Quote the whole listing word for word. Do not include the pictures.

Excerpt from a dataset
>>>
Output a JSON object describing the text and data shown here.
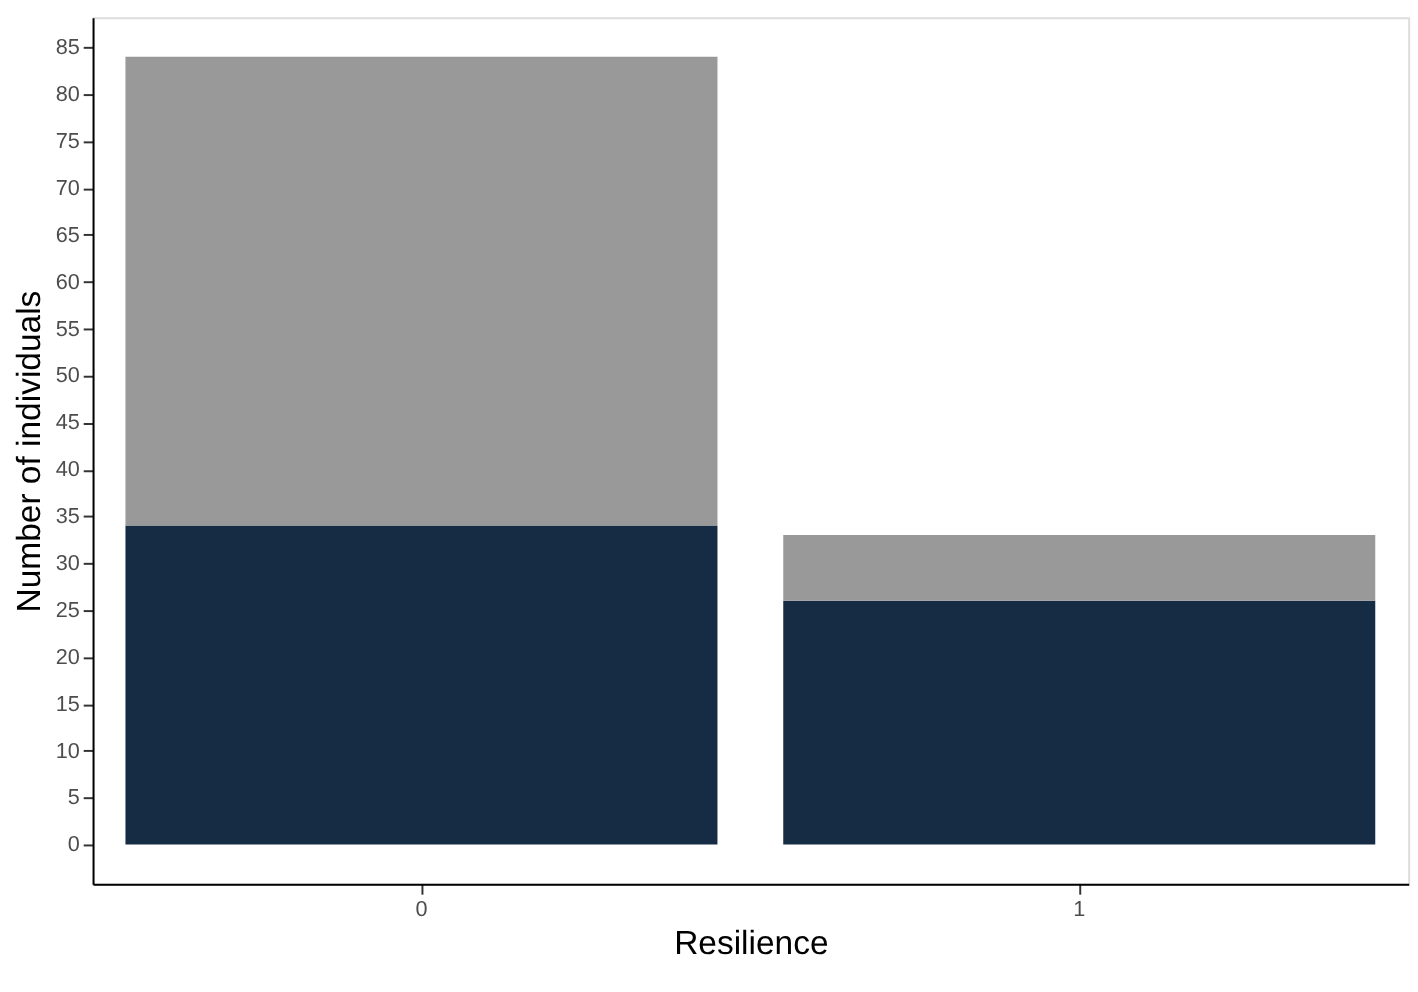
{
  "chart_data": {
    "type": "bar",
    "xlabel": "Resilience",
    "ylabel": "Number of individuals",
    "categories": [
      "0",
      "1"
    ],
    "stacked": true,
    "series": [
      {
        "color": "#162c45",
        "values": [
          34,
          26
        ]
      },
      {
        "color": "#999999",
        "values": [
          50,
          7
        ]
      }
    ],
    "ylim": [
      -4.2,
      88.2
    ],
    "yticks": [
      0,
      5,
      10,
      15,
      20,
      25,
      30,
      35,
      40,
      45,
      50,
      55,
      60,
      65,
      70,
      75,
      80,
      85
    ],
    "grid": false,
    "legend": false
  }
}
<<<
* EXERCISE SOLUTION *
Output a JSON object describing the text and data shown here.
{
  "chart_data": {
    "type": "bar",
    "xlabel": "Resilience",
    "ylabel": "Number of individuals",
    "categories": [
      "0",
      "1"
    ],
    "stacked": true,
    "series": [
      {
        "color": "#162c45",
        "values": [
          34,
          26
        ]
      },
      {
        "color": "#999999",
        "values": [
          50,
          7
        ]
      }
    ],
    "ylim": [
      -4.2,
      88.2
    ],
    "yticks": [
      0,
      5,
      10,
      15,
      20,
      25,
      30,
      35,
      40,
      45,
      50,
      55,
      60,
      65,
      70,
      75,
      80,
      85
    ],
    "grid": false,
    "legend": false
  }
}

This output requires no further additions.